**AUFGABEN:**
[A] Erkläre anhand des Textauszugs in ein bis drei Sätzen, weshalb Hamprechts Familie ihn an seinem Dienstort in Bévercé besuchte.
[B] Gib bitte den Textauszug von „Bild 8: Gebäude“ bis einschließlich „befanden sich Zollämter[9].“ wortgetreu wieder.

**TEXTAUSZUG:**
################

Bild 2: Gebäude des Bezirkszollkommissariats G Bévercé, 1941
Bild 3: Der Stab des Bezirkszollkommissariats G Bévercé, 1941 Vordere Reihe: zweite Person links: Bezirkszollkommissar G v.d. Osten, zweite Person rechts: Zollinspektor Walter Hamprecht
Bild 4: Grenzaufsichtsstelle Mont und Zollgrenzschutzbeamte, 1941
Bild 5: Grenzaufsichtsstelle Waronneux und Zollgrenzschutzbeamte, 1941
Bild 6: Gemeinschaftsunterkunft der Zollgrenzschutzbeamten in Bévercé, 1941
Während seiner Zeit in Bévercé erhielt Hamprecht aufgrund der Kriegsverhältnisse wenig Urlaub, so dass seine Familie ihn am Dienstort besuchte. In Bévercé blieb er bis zum 15. September 1941. Nach der Tätigkeit in Belgien war ursprünglich seine Versetzung an das Reichsfinanzministerium in Berlin vorgesehen, die aber aus heute unbekannten Gründen nicht zustande kam. Inzwischen hielt ihn der Oberfinanzpräsident Köln, Dr. Werner Kühne, für geeignet, selbst ein Bezirkszollkommissariat G zu leiten und versetzte ihn nach Hobscheid in Luxemburg.
Hobscheid ist ein kleiner, von Wäldern umgebener Ort nahe der belgischen Grenze, der im Jahre 1941 348 steuerpflichtige Einwohner zählte. Sie waren in erster Linie Bauern und Schmelzarbeiter, die in den Hüttenwerken von Rodingen, Belval und Differdingen ihr Brot verdienten.
Bild 7: Hobscheid in den 1930er Jahren
Außerdem gab es noch einige Eisenbahner. In der Mitte des Ortes in der Grosstraße 20 (damalige Schreibweise; heute: 20-22, Grand’rue) stand - auch noch heute - das Gebäude der Salle Union, das 1935 als gemeinsames Haus vom Gesang- und Musikverein sowie der Feuerwehr errichtet worden war.[8] Im rechts vom Gebäude etwas zurückliegenden Probesaal, welcher im Jahre 2002 abgerissen wurde, war das neu eingerichtete Bezirkszollkommissariat G Hobscheid untergebracht, auf das ein einfaches weißes Schild mit schwarzer Aufschrift hinwies.
Bild 8: Gebäude des Bezirkszollkommissariats G Hobscheid, 1. Januar 1942
Der Bezirk umfasste die Gemeinden Beckerich, Hobscheid, Saeul und Simmern. Die etwa 63 Beamten waren auf neun Grenzaufsichtsstellen entlang der 16 Kilometer langen Grenze verteilt, deren Überwachung sie sicherzustellen hatten. In Oberpallen und Gaichel befanden sich Zollämter[9].

################

**Teil einer Datendatei:**
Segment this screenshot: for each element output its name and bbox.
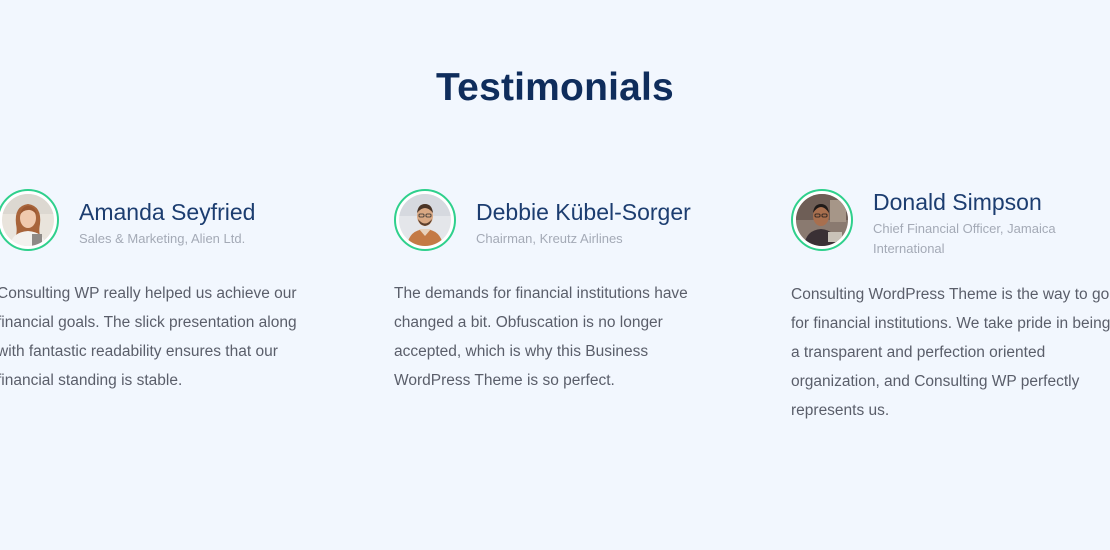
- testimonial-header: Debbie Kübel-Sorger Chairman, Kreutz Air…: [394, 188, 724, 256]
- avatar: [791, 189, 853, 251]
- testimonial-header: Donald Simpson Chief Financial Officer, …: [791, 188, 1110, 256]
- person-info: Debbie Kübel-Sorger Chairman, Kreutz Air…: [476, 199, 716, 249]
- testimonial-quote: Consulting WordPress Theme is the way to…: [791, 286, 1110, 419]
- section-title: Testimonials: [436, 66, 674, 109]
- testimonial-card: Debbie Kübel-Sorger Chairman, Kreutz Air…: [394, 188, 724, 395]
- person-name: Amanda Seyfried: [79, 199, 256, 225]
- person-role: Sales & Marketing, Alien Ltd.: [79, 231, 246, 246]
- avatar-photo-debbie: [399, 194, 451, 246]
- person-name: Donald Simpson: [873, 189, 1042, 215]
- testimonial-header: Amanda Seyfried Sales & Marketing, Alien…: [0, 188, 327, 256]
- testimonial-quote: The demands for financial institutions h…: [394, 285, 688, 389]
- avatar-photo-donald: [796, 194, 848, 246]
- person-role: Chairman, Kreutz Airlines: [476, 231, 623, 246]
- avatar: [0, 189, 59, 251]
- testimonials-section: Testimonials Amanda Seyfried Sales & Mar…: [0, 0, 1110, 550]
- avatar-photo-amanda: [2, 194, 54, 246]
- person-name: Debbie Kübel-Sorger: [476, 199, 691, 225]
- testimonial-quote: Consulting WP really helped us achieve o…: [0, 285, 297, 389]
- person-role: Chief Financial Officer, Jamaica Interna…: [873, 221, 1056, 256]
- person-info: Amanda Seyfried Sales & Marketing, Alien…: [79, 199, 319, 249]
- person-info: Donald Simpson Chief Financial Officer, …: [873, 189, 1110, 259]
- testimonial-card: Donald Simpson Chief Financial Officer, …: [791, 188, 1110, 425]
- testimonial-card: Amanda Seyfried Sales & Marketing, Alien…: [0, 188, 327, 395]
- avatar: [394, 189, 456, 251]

################

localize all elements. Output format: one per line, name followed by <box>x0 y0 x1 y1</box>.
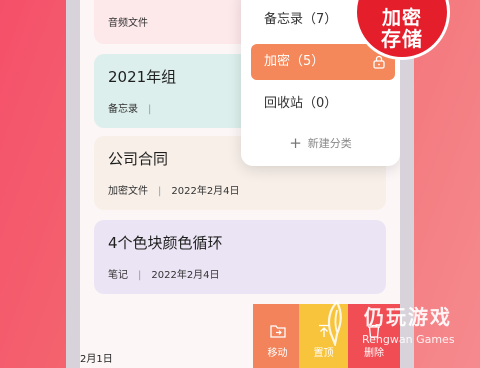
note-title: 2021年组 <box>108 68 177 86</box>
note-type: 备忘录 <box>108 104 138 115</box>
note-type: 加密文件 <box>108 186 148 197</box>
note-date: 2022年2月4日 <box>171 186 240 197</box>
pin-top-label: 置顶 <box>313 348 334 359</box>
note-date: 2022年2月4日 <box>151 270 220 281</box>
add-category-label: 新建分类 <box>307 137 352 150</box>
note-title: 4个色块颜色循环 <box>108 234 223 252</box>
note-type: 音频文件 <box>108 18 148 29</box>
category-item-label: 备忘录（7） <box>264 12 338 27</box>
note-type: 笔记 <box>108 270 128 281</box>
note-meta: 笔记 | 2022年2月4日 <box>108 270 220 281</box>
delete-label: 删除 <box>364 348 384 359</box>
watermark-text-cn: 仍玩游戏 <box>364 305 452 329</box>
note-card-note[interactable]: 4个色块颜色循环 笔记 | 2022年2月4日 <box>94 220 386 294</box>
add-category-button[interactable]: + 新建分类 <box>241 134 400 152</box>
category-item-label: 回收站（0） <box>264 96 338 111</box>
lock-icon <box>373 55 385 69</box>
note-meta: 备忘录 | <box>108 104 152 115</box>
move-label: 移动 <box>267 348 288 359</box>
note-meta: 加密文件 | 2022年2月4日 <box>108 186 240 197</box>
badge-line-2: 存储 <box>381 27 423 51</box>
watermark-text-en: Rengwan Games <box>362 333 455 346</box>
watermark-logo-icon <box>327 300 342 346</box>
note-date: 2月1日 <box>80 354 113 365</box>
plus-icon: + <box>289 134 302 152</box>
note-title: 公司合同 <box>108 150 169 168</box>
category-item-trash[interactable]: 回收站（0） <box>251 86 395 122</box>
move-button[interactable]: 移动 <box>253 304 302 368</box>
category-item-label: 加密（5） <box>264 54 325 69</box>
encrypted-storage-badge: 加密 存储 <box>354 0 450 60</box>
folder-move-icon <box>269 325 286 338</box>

################

**ANTWORTEN:**
[A] Während seiner Zeit in Bévercé bekam Hamprecht wegen der Kriegsverhältnisse nur wenig Urlaub. Deshalb kam seine Familie zu ihm an den Dienstort.

[B]
Bild 8: Gebäude des Bezirkszollkommissariats G Hobscheid, 1. Januar 1942
Der Bezirk umfasste die Gemeinden Beckerich, Hobscheid, Saeul und Simmern. Die etwa 63 Beamten waren auf neun Grenzaufsichtsstellen entlang der 16 Kilometer langen Grenze verteilt, deren Überwachung sie sicherzustellen hatten. In Oberpallen und Gaichel befanden sich Zollämter[9].